Exercise brief
Output the data below in full, byte for byte. Nothing may differ.

+ + + +

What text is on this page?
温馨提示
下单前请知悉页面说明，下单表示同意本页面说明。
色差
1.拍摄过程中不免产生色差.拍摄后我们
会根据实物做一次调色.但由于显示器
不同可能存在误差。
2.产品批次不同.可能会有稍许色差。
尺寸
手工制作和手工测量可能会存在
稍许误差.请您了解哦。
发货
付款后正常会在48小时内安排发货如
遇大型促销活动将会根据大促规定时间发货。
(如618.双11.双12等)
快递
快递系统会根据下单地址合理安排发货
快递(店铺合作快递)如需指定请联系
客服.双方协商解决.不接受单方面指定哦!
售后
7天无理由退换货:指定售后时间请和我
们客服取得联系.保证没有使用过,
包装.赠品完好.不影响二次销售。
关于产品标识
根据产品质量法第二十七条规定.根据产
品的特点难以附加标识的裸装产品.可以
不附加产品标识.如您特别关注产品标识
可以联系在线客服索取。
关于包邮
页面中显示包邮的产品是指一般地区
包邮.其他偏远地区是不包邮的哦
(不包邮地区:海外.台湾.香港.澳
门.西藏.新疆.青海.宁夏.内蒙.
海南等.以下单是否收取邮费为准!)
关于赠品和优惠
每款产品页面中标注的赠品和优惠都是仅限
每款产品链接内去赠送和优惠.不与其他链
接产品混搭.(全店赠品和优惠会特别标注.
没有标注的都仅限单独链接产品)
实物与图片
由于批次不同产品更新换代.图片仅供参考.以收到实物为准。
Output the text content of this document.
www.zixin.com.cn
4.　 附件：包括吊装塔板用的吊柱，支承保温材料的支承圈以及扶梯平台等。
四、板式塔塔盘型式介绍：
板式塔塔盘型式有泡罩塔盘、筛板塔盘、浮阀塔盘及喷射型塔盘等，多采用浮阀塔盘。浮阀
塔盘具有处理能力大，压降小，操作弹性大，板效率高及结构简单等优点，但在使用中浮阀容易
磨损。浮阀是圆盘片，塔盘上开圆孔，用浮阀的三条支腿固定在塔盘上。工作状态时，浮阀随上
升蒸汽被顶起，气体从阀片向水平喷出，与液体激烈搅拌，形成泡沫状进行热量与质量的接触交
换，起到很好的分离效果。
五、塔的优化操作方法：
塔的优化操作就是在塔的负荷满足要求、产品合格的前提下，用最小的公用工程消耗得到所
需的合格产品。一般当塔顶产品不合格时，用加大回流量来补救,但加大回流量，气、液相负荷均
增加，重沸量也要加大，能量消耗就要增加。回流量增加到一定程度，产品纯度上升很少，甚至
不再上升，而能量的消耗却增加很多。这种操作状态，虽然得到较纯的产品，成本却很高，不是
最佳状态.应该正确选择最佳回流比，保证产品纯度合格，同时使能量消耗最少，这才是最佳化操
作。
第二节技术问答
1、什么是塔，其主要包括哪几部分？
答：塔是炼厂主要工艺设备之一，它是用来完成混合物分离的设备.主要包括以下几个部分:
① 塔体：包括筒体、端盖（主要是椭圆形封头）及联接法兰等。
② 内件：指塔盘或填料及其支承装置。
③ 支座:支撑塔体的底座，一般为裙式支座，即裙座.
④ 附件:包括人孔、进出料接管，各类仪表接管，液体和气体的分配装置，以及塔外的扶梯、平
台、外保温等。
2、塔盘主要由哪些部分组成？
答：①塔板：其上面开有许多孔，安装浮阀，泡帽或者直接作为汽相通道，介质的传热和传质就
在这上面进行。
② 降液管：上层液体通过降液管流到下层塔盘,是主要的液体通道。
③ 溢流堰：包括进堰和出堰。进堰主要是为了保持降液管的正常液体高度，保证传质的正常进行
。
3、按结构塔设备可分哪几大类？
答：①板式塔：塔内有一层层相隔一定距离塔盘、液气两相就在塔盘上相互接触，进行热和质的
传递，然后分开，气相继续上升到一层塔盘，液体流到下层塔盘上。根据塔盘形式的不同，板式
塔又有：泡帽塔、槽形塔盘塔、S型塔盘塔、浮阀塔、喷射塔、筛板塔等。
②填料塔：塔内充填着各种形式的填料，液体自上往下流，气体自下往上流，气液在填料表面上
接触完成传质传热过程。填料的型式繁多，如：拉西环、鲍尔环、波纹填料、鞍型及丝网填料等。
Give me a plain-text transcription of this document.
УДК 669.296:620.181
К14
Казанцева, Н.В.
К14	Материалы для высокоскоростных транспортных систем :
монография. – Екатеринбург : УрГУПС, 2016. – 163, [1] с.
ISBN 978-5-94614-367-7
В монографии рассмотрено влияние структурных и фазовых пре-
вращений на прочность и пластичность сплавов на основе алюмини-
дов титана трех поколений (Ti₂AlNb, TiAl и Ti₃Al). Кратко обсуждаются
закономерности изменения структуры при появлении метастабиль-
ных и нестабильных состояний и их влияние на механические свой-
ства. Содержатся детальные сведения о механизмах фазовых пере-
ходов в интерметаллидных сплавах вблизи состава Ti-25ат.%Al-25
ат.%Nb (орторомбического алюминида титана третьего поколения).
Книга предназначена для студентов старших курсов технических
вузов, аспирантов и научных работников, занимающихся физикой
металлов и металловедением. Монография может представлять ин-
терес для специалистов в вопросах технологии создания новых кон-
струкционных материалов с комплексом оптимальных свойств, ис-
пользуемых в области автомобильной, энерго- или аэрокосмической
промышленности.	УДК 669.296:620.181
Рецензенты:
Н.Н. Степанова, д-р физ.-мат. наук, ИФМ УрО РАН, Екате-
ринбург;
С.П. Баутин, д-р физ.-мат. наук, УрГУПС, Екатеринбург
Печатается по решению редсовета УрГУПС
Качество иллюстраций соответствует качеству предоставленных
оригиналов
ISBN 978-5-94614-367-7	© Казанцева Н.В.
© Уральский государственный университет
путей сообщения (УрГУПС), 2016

+ + + +

Task response
What text is on this page?
温馨提示
下单前请知悉页面说明，下单表示同意本页面说明。
色差
1.拍摄过程中不免产生色差.拍摄后我们
会根据实物做一次调色.但由于显示器
不同可能存在误差。
2.产品批次不同.可能会有稍许色差。
尺寸
手工制作和手工测量可能会存在
稍许误差.请您了解哦。
发货
付款后正常会在48小时内安排发货如
遇大型促销活动将会根据大促规定时间发货。
(如618.双11.双12等)
快递
快递系统会根据下单地址合理安排发货
快递(店铺合作快递)如需指定请联系
客服.双方协商解决.不接受单方面指定哦!
售后
7天无理由退换货:指定售后时间请和我
们客服取得联系.保证没有使用过,
包装.赠品完好.不影响二次销售。
关于产品标识
根据产品质量法第二十七条规定.根据产
品的特点难以附加标识的裸装产品.可以
不附加产品标识.如您特别关注产品标识
可以联系在线客服索取。
关于包邮
页面中显示包邮的产品是指一般地区
包邮.其他偏远地区是不包邮的哦
(不包邮地区:海外.台湾.香港.澳
门.西藏.新疆.青海.宁夏.内蒙.
海南等.以下单是否收取邮费为准!)
关于赠品和优惠
每款产品页面中标注的赠品和优惠都是仅限
每款产品链接内去赠送和优惠.不与其他链
接产品混搭.(全店赠品和优惠会特别标注.
没有标注的都仅限单独链接产品)
实物与图片
由于批次不同产品更新换代.图片仅供参考.以收到实物为准。
Output the text content of this document.
www.zixin.com.cn
4.　 附件：包括吊装塔板用的吊柱，支承保温材料的支承圈以及扶梯平台等。
四、板式塔塔盘型式介绍：
板式塔塔盘型式有泡罩塔盘、筛板塔盘、浮阀塔盘及喷射型塔盘等，多采用浮阀塔盘。浮阀
塔盘具有处理能力大，压降小，操作弹性大，板效率高及结构简单等优点，但在使用中浮阀容易
磨损。浮阀是圆盘片，塔盘上开圆孔，用浮阀的三条支腿固定在塔盘上。工作状态时，浮阀随上
升蒸汽被顶起，气体从阀片向水平喷出，与液体激烈搅拌，形成泡沫状进行热量与质量的接触交
换，起到很好的分离效果。
五、塔的优化操作方法：
塔的优化操作就是在塔的负荷满足要求、产品合格的前提下，用最小的公用工程消耗得到所
需的合格产品。一般当塔顶产品不合格时，用加大回流量来补救,但加大回流量，气、液相负荷均
增加，重沸量也要加大，能量消耗就要增加。回流量增加到一定程度，产品纯度上升很少，甚至
不再上升，而能量的消耗却增加很多。这种操作状态，虽然得到较纯的产品，成本却很高，不是
最佳状态.应该正确选择最佳回流比，保证产品纯度合格，同时使能量消耗最少，这才是最佳化操
作。
第二节技术问答
1、什么是塔，其主要包括哪几部分？
答：塔是炼厂主要工艺设备之一，它是用来完成混合物分离的设备.主要包括以下几个部分:
① 塔体：包括筒体、端盖（主要是椭圆形封头）及联接法兰等。
② 内件：指塔盘或填料及其支承装置。
③ 支座:支撑塔体的底座，一般为裙式支座，即裙座.
④ 附件:包括人孔、进出料接管，各类仪表接管，液体和气体的分配装置，以及塔外的扶梯、平
台、外保温等。
2、塔盘主要由哪些部分组成？
答：①塔板：其上面开有许多孔，安装浮阀，泡帽或者直接作为汽相通道，介质的传热和传质就
在这上面进行。
② 降液管：上层液体通过降液管流到下层塔盘,是主要的液体通道。
③ 溢流堰：包括进堰和出堰。进堰主要是为了保持降液管的正常液体高度，保证传质的正常进行
。
3、按结构塔设备可分哪几大类？
答：①板式塔：塔内有一层层相隔一定距离塔盘、液气两相就在塔盘上相互接触，进行热和质的
传递，然后分开，气相继续上升到一层塔盘，液体流到下层塔盘上。根据塔盘形式的不同，板式
塔又有：泡帽塔、槽形塔盘塔、S型塔盘塔、浮阀塔、喷射塔、筛板塔等。
②填料塔：塔内充填着各种形式的填料，液体自上往下流，气体自下往上流，气液在填料表面上
接触完成传质传热过程。填料的型式繁多，如：拉西环、鲍尔环、波纹填料、鞍型及丝网填料等。
Give me a plain-text transcription of this document.
УДК 669.296:620.181
К14
Казанцева, Н.В.
К14	Материалы для высокоскоростных транспортных систем :
монография. – Екатеринбург : УрГУПС, 2016. – 163, [1] с.
ISBN 978-5-94614-367-7
В монографии рассмотрено влияние структурных и фазовых пре-
вращений на прочность и пластичность сплавов на основе алюмини-
дов титана трех поколений (Ti₂AlNb, TiAl и Ti₃Al). Кратко обсуждаются
закономерности изменения структуры при появлении метастабиль-
ных и нестабильных состояний и их влияние на механические свой-
ства. Содержатся детальные сведения о механизмах фазовых пере-
ходов в интерметаллидных сплавах вблизи состава Ti-25ат.%Al-25
ат.%Nb (орторомбического алюминида титана третьего поколения).
Книга предназначена для студентов старших курсов технических
вузов, аспирантов и научных работников, занимающихся физикой
металлов и металловедением. Монография может представлять ин-
терес для специалистов в вопросах технологии создания новых кон-
струкционных материалов с комплексом оптимальных свойств, ис-
пользуемых в области автомобильной, энерго- или аэрокосмической
промышленности.	УДК 669.296:620.181
Рецензенты:
Н.Н. Степанова, д-р физ.-мат. наук, ИФМ УрО РАН, Екате-
ринбург;
С.П. Баутин, д-р физ.-мат. наук, УрГУПС, Екатеринбург
Печатается по решению редсовета УрГУПС
Качество иллюстраций соответствует качеству предоставленных
оригиналов
ISBN 978-5-94614-367-7	© Казанцева Н.В.
© Уральский государственный университет
путей сообщения (УрГУПС), 2016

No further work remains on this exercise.